Problem to solve: Your task is to reproduce the entries below word for word.

Data rows:
(begin)

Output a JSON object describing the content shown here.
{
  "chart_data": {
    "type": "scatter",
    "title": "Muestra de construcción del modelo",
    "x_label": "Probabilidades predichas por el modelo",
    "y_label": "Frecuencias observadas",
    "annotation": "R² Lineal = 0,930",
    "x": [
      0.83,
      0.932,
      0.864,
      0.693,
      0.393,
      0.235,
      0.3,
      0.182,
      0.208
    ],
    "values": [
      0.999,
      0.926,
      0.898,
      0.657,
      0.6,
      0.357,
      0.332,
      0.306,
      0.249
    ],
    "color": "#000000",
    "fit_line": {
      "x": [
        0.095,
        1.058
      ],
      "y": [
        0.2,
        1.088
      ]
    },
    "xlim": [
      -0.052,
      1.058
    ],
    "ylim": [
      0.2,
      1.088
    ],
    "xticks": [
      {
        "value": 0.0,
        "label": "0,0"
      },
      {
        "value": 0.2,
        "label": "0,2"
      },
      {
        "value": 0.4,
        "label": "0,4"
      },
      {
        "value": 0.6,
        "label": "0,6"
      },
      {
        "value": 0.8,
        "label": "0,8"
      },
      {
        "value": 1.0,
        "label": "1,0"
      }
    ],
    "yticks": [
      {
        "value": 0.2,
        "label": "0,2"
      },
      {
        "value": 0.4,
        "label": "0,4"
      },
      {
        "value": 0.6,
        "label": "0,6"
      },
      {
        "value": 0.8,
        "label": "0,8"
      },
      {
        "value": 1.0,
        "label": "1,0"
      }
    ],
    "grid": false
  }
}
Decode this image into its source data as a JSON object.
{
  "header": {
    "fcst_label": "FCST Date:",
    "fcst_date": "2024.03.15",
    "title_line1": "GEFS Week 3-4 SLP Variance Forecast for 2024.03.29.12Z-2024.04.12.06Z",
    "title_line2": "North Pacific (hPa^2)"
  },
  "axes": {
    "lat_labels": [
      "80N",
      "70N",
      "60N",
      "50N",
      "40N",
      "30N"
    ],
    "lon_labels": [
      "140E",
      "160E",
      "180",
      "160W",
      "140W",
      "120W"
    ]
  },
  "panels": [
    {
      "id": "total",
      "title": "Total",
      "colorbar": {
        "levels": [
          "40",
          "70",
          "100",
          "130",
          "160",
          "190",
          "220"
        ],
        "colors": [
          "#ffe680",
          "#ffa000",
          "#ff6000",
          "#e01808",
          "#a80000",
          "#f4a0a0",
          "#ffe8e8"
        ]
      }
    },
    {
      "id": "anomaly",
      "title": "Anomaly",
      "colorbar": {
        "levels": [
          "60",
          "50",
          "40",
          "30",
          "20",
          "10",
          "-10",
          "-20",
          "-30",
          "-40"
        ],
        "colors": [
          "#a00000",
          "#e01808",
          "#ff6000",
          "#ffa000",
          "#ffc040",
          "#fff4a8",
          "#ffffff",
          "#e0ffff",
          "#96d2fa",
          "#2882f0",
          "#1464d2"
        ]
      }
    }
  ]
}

(end)

In response:
Output a JSON object describing the content shown here.
{
  "chart_data": {
    "type": "scatter",
    "title": "Muestra de construcción del modelo",
    "x_label": "Probabilidades predichas por el modelo",
    "y_label": "Frecuencias observadas",
    "annotation": "R² Lineal = 0,930",
    "x": [
      0.83,
      0.932,
      0.864,
      0.693,
      0.393,
      0.235,
      0.3,
      0.182,
      0.208
    ],
    "values": [
      0.999,
      0.926,
      0.898,
      0.657,
      0.6,
      0.357,
      0.332,
      0.306,
      0.249
    ],
    "color": "#000000",
    "fit_line": {
      "x": [
        0.095,
        1.058
      ],
      "y": [
        0.2,
        1.088
      ]
    },
    "xlim": [
      -0.052,
      1.058
    ],
    "ylim": [
      0.2,
      1.088
    ],
    "xticks": [
      {
        "value": 0.0,
        "label": "0,0"
      },
      {
        "value": 0.2,
        "label": "0,2"
      },
      {
        "value": 0.4,
        "label": "0,4"
      },
      {
        "value": 0.6,
        "label": "0,6"
      },
      {
        "value": 0.8,
        "label": "0,8"
      },
      {
        "value": 1.0,
        "label": "1,0"
      }
    ],
    "yticks": [
      {
        "value": 0.2,
        "label": "0,2"
      },
      {
        "value": 0.4,
        "label": "0,4"
      },
      {
        "value": 0.6,
        "label": "0,6"
      },
      {
        "value": 0.8,
        "label": "0,8"
      },
      {
        "value": 1.0,
        "label": "1,0"
      }
    ],
    "grid": false
  }
}
Decode this image into its source data as a JSON object.
{
  "header": {
    "fcst_label": "FCST Date:",
    "fcst_date": "2024.03.15",
    "title_line1": "GEFS Week 3-4 SLP Variance Forecast for 2024.03.29.12Z-2024.04.12.06Z",
    "title_line2": "North Pacific (hPa^2)"
  },
  "axes": {
    "lat_labels": [
      "80N",
      "70N",
      "60N",
      "50N",
      "40N",
      "30N"
    ],
    "lon_labels": [
      "140E",
      "160E",
      "180",
      "160W",
      "140W",
      "120W"
    ]
  },
  "panels": [
    {
      "id": "total",
      "title": "Total",
      "colorbar": {
        "levels": [
          "40",
          "70",
          "100",
          "130",
          "160",
          "190",
          "220"
        ],
        "colors": [
          "#ffe680",
          "#ffa000",
          "#ff6000",
          "#e01808",
          "#a80000",
          "#f4a0a0",
          "#ffe8e8"
        ]
      }
    },
    {
      "id": "anomaly",
      "title": "Anomaly",
      "colorbar": {
        "levels": [
          "60",
          "50",
          "40",
          "30",
          "20",
          "10",
          "-10",
          "-20",
          "-30",
          "-40"
        ],
        "colors": [
          "#a00000",
          "#e01808",
          "#ff6000",
          "#ffa000",
          "#ffc040",
          "#fff4a8",
          "#ffffff",
          "#e0ffff",
          "#96d2fa",
          "#2882f0",
          "#1464d2"
        ]
      }
    }
  ]
}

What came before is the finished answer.